— begin Reading passage —

Texas Tech University

Submission Policy and Review Process

Articles submitted to the Journal of Financial Research should be sent to jfr@ttu.edu as two unprotected pdf files.  One file should contain the complete article with the title page and author information. The second file should exclude all author information (for blind review purposes). Payment of submission fees can be made by credit card, debit card, or electronic funds transfer, at  www.texastechfcu.org/jfr. Submission fees are $150 for members of the Southern Finance Association or Southwestern Finance Association, or $200 for non-members (which includes a one-year subscription to the Journal of Financial Research). You will receive an email receipt from jfr@texastechfcu.org after payment.

Beginning January 1, 2014, the JFR will no longer refund the submission fee for desk rejected papers. Furthermore, we will continue our practice of not providing any comments on desk rejections. Additionally, the submission fees will be $150 for members of SFA/SWFA, and $200 for non-members. The $50 difference provides membership and a one year subscription to the JFR.

Review Process

Every submission is double-blind reviewed by one of the associate editors and a referee selected by the associate editor. The editors strive for a review turnaround time not to exceed sixty days from the receipt of submission fee and manuscript.

Authors are strongly encouraged to keep manuscripts to less than 40 pages in total length, including tables and references.

Important Information from the Executive Editors:

The editors of Journal of Finance, Journal of Financial Economics, and Review of Financial Studies recently published in their three journals a joint editorial pointing out that they are seeing too many authors submitting papers that are not ready for the rigorous review process. In their view, too many authors submit papers prematurely in the hopes that the reviewer will help them "make it better" and in so doing turn it in to a paper of publishable quality. A related problem, they point out, is that many authors will simply submit a rejected paper to another journal without following the editor's or referee's advice by making changes. These issues impose substantial costs, in the form of time and effort, on the limited pool of editors and referees.

We agree unequivocally with these editors. In fact, there is some reason to believe that we might have to deal even more with the problem of papers being submitted "too early" than the three top tier journals in the field.

Each of the three executive editors of the JFR read every submission to the journal. Many papers are desk rejected by us, meaning that the paper is not sent out for a full review. Our assessments are based upon the paper's potential contribution to the literature, the appropriateness of the topic, and the quality of the writing, hypothesis development, data, and methodology. Further, we desk reject a paper only if there is a strong consensus among the three of us. Still, we have desk rejected 62% of all submissions received between January 1, 2012 and November 8, 2013. This percentage is only slightly higher than prior editorial teams of the JFR, and has generally increased over the years. Importantly, we believe that this desk rejection rate is illustrative of the issues raised by the editors above.

— end Reading passage —
— begin Supplied entries —

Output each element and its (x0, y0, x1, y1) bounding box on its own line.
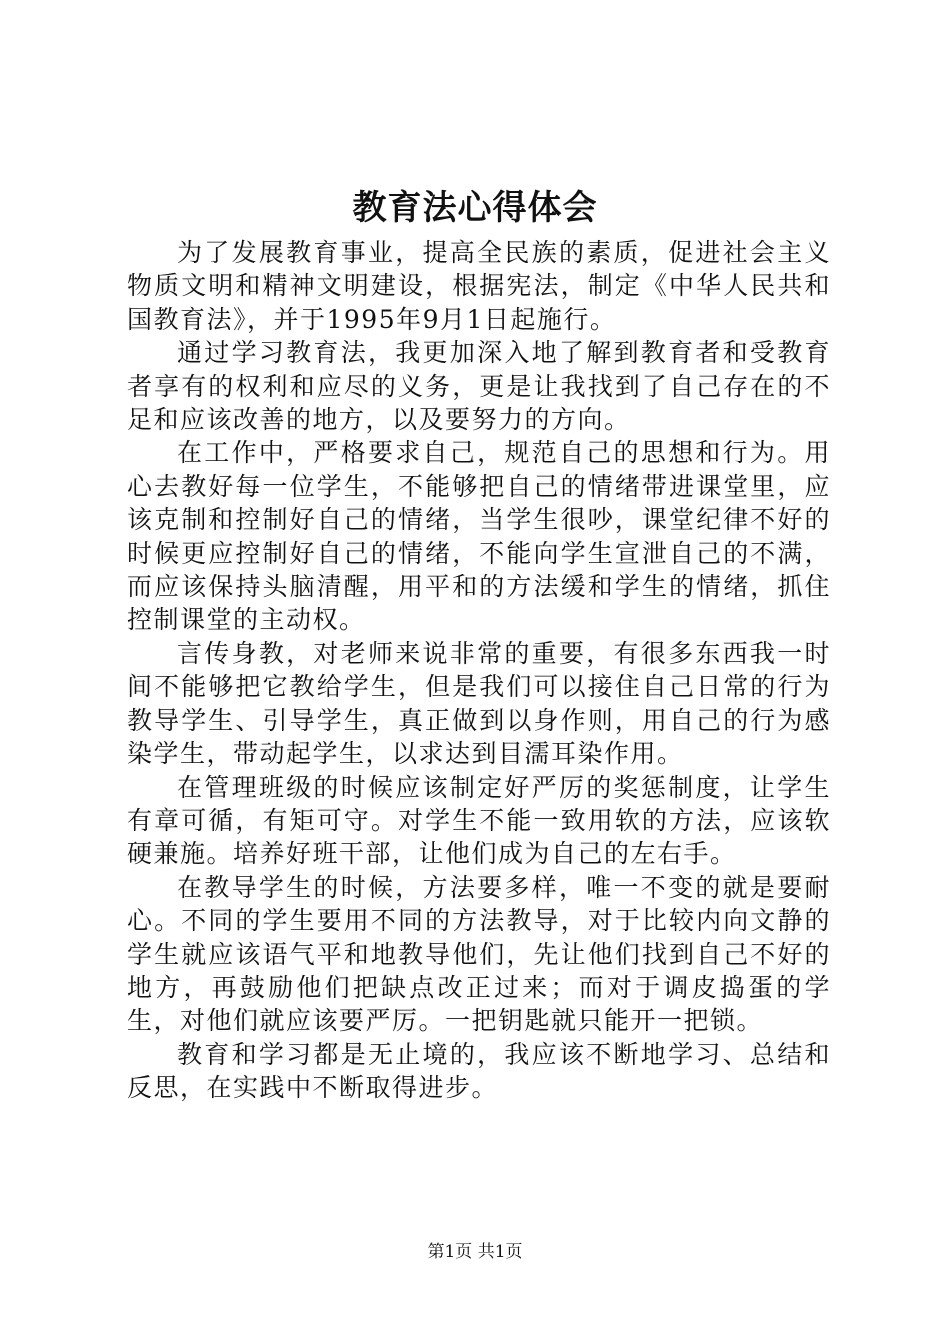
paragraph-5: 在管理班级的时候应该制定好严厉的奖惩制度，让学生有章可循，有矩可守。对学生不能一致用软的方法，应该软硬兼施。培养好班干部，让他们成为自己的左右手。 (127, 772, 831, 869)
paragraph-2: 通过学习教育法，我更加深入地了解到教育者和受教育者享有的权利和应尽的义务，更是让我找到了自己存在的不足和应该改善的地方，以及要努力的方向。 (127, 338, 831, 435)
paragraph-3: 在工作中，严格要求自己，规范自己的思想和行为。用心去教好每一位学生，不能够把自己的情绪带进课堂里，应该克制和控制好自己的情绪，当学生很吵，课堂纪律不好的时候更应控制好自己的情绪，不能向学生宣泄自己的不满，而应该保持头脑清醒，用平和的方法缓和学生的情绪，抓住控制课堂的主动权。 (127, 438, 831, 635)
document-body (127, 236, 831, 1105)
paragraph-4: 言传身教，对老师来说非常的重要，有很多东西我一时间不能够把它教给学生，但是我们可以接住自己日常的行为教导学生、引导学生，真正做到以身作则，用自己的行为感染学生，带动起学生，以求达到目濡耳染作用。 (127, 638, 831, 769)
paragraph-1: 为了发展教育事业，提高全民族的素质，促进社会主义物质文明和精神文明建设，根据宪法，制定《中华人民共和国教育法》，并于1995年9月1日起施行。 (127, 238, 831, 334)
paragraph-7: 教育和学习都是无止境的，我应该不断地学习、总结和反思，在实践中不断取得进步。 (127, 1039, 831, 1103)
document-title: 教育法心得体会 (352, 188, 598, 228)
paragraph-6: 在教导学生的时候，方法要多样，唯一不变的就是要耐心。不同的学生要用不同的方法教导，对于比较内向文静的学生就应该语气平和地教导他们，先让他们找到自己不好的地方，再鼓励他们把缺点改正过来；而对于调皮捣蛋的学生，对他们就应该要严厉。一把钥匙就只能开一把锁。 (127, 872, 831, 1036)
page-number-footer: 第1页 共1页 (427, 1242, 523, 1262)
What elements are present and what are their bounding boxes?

— end Supplied entries —
— begin Supplied entries —

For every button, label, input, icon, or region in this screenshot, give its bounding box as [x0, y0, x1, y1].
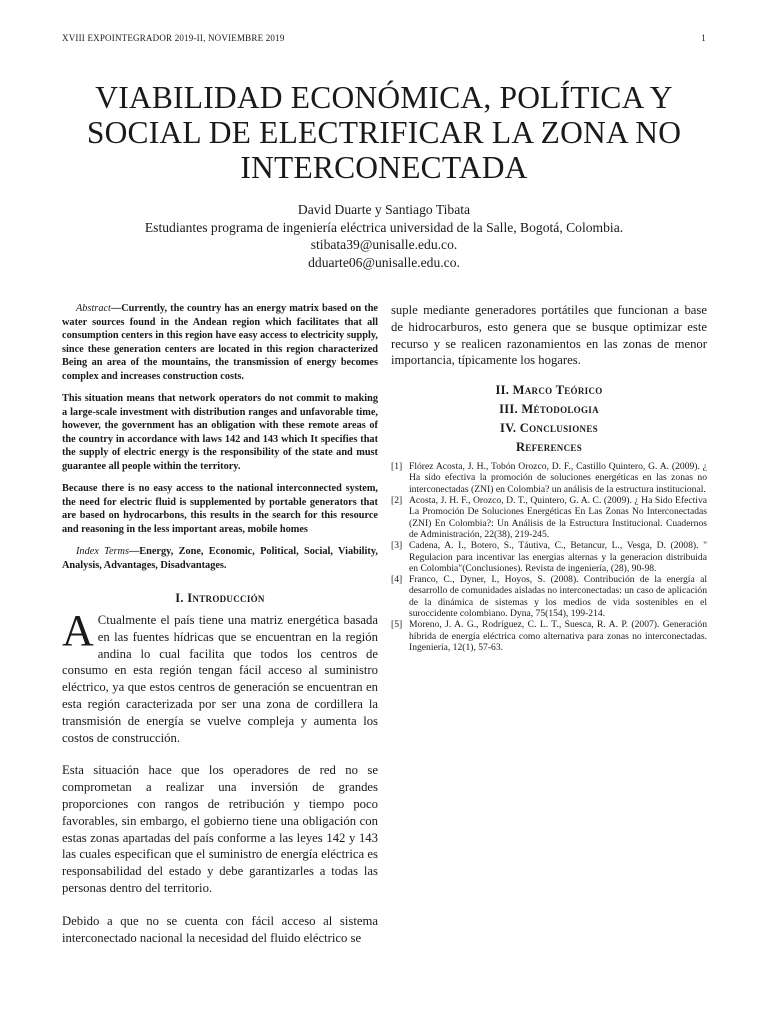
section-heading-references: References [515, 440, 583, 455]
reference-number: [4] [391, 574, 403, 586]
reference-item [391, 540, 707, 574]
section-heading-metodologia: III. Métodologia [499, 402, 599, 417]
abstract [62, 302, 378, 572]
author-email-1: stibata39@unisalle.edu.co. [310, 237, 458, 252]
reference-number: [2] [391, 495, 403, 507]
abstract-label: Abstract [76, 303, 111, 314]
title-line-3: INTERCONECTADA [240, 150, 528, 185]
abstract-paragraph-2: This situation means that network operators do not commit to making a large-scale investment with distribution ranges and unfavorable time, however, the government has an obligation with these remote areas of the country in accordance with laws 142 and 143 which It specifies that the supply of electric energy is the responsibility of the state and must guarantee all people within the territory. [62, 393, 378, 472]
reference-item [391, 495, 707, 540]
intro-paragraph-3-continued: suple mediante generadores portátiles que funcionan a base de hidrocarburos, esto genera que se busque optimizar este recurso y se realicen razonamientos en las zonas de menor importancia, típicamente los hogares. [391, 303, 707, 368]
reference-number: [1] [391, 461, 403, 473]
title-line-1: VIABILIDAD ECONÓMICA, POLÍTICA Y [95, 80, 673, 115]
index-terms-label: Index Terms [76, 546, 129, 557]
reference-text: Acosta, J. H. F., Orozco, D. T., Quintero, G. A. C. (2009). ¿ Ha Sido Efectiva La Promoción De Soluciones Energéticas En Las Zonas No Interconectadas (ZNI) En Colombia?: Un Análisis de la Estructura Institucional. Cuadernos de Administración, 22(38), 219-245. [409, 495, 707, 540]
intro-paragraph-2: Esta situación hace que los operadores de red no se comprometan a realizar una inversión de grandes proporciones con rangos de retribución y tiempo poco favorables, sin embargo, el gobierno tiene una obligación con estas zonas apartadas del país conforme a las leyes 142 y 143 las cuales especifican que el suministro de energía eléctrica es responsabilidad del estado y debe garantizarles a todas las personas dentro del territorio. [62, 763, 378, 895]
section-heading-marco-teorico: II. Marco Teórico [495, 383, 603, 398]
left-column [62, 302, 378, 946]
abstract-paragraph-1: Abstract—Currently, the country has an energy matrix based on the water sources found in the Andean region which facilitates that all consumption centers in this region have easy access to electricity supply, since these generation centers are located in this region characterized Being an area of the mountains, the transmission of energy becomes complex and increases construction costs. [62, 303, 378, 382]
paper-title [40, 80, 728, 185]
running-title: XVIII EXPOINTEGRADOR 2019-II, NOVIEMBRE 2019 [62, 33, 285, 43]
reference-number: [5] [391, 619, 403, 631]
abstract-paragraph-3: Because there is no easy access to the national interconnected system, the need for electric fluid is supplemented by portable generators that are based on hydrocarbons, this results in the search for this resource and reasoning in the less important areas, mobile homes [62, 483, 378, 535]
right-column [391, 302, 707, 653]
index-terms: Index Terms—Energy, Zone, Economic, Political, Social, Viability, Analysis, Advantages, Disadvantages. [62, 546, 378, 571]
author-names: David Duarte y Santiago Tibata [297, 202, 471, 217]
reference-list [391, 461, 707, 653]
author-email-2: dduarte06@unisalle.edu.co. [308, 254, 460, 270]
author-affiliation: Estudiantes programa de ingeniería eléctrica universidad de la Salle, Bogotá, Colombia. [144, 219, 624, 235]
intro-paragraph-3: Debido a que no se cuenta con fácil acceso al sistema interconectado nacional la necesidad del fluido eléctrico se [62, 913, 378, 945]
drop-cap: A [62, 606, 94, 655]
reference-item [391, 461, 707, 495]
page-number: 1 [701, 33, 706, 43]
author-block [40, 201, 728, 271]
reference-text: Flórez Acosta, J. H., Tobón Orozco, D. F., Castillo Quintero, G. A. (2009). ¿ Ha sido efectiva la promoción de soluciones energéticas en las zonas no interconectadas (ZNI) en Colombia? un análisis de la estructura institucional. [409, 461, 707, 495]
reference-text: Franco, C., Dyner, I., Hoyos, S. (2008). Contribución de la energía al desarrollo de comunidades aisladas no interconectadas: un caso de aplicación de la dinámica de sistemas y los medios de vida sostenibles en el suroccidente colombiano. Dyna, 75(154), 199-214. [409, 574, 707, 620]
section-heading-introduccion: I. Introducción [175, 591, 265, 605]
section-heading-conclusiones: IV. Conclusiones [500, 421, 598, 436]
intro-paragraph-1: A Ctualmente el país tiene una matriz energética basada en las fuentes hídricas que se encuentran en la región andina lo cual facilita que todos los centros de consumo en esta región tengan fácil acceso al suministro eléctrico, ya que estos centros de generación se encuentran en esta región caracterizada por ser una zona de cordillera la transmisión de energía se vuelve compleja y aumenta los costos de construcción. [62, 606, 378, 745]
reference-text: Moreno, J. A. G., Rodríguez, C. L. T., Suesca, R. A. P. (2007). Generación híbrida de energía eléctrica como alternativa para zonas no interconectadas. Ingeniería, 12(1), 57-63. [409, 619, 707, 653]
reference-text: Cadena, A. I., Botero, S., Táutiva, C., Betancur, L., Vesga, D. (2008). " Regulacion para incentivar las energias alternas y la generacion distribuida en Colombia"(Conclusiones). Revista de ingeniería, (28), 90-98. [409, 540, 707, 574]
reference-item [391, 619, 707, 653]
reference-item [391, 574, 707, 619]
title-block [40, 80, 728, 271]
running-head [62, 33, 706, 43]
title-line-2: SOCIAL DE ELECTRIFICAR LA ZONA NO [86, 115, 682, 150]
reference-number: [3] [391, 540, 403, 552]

— end Supplied entries —

### Problems to work on
• A. Answer these questions using the submission policy:
(i) To which email address should articles be submitted?
(ii) What is the editors' target review turnaround time?
(iii) What percentage of submissions received between January 1, 2012 and November 8, 2013 were desk rejected?
• B. In the first block of entries, render the lines as a Markdown table with the columns Row and Entry. Cover only the lines from the one containing "772, 831, 869)" up to and including the one containing "338, 831, 435)", and leave out blank lines.
The text and the two blocks of entries are unrelated to each other.

### The solutions
• A.
(i) jfr@ttu.edu
(ii) No more than sixty days from receipt of the submission fee and manuscript.
(iii) 62%

• B.
| Row | Entry |
|---|---|
| 1 | paragraph-5: 在管理班级的时候应该制定好严厉的奖惩制度，让学生有章可循，有矩可守。对学生不能一致用软的方法，应该软硬兼施。培养好班干部，让他们成为自己的左右手。 (127, 772, 831, 869) |
| 2 | paragraph-2: 通过学习教育法，我更加深入地了解到教育者和受教育者享有的权利和应尽的义务，更是让我找到了自己存在的不足和应该改善的地方，以及要努力的方向。 (127, 338, 831, 435) |